* _PROBLEM STATEMENT_:
Across the listing below, count the lines containing "Choloroplast". Give nothing but the number.

* _DATA PROVIDED_:
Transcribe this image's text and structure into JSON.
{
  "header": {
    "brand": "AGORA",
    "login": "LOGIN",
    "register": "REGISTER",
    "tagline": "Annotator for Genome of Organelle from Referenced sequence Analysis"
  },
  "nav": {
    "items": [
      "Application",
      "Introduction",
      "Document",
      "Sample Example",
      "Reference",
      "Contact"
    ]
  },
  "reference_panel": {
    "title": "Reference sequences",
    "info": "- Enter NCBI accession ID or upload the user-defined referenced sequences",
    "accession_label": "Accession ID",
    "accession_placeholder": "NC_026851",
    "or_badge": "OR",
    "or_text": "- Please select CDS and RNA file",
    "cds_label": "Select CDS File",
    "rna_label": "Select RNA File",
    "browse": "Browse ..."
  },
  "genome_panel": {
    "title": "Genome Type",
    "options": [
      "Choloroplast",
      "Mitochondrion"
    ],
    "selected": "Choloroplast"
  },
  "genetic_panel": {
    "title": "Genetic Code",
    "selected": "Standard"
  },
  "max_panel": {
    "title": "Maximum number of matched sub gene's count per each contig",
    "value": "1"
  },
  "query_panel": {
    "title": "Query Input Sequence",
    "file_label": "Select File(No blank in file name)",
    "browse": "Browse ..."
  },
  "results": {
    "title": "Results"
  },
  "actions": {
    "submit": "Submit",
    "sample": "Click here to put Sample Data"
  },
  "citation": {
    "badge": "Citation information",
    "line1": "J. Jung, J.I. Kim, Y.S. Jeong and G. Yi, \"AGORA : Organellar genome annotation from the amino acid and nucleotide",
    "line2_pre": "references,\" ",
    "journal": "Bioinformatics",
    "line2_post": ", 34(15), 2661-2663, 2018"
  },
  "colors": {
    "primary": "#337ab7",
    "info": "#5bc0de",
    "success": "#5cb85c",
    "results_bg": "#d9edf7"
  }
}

---

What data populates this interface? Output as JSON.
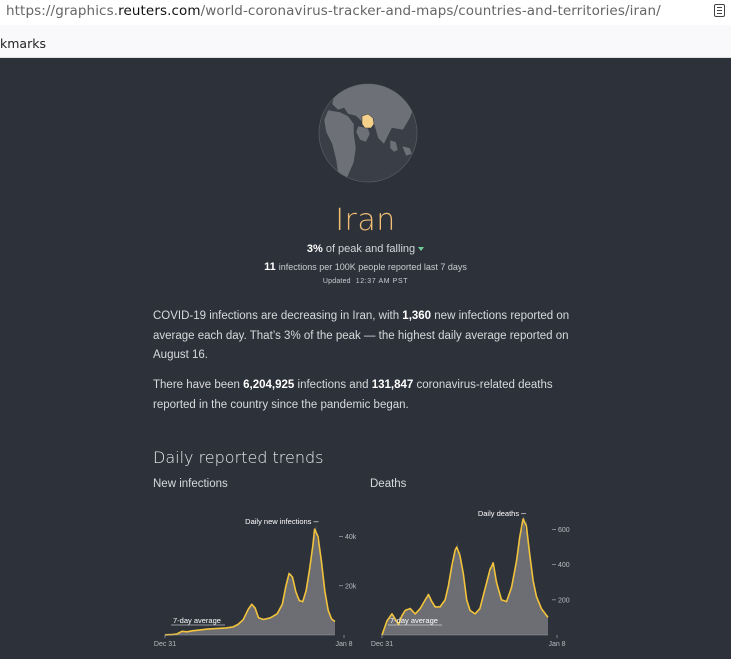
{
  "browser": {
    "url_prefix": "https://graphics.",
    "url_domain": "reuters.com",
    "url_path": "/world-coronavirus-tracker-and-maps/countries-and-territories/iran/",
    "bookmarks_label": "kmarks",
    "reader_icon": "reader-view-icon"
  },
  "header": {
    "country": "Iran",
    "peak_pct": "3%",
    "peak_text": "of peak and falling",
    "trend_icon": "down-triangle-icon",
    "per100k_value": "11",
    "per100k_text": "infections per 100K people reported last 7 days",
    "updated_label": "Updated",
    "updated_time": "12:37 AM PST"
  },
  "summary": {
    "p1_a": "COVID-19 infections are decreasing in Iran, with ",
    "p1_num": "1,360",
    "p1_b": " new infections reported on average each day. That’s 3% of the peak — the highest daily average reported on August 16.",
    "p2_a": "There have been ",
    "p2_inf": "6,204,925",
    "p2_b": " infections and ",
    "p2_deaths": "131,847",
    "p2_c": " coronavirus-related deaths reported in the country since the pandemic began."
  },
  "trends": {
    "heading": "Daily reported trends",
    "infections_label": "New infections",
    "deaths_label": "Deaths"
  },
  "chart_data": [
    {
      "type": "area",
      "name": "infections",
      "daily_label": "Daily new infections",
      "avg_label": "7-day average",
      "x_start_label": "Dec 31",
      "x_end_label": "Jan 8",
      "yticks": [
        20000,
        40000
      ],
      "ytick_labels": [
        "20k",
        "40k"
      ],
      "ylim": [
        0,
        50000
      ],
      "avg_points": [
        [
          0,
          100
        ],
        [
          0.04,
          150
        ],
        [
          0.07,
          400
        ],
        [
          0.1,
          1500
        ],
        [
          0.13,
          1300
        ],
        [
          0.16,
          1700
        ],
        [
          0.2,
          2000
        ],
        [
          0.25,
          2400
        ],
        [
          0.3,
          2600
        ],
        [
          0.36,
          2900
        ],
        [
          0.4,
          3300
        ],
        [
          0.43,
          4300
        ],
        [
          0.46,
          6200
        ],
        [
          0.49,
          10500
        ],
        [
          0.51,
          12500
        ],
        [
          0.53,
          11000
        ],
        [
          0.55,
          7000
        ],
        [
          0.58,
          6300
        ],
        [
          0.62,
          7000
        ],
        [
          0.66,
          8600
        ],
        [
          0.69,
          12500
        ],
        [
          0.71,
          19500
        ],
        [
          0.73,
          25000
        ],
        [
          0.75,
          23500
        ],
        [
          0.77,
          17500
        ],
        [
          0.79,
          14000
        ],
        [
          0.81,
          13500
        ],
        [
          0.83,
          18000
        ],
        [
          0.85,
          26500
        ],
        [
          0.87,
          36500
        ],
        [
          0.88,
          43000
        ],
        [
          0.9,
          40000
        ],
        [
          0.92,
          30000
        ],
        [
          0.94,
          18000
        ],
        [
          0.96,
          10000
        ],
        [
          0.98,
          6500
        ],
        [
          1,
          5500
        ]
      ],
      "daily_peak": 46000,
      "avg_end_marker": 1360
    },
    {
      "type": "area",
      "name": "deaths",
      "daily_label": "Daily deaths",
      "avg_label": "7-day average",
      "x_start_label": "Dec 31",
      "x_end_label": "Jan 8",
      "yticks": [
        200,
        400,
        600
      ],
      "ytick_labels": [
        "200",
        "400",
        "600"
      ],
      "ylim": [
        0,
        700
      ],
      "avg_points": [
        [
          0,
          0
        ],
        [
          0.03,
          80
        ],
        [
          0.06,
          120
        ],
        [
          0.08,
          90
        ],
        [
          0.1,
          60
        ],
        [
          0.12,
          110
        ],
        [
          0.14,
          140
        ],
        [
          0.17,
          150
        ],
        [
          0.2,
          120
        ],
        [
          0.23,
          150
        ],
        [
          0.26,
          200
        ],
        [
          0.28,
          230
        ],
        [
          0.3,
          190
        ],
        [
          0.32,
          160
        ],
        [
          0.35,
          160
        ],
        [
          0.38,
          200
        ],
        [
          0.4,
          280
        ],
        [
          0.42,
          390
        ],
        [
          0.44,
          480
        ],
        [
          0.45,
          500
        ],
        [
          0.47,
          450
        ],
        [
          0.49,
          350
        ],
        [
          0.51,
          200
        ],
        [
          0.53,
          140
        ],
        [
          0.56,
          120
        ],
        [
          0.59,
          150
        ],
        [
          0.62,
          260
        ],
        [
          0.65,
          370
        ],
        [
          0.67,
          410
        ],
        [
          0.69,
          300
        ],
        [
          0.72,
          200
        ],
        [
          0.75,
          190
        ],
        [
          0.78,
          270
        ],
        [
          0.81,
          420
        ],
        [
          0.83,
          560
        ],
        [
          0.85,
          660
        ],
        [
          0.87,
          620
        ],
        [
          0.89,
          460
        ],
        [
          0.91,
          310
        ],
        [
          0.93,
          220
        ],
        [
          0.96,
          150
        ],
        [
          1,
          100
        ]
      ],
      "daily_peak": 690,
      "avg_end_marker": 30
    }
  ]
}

* _RESPONSE BOX_:
2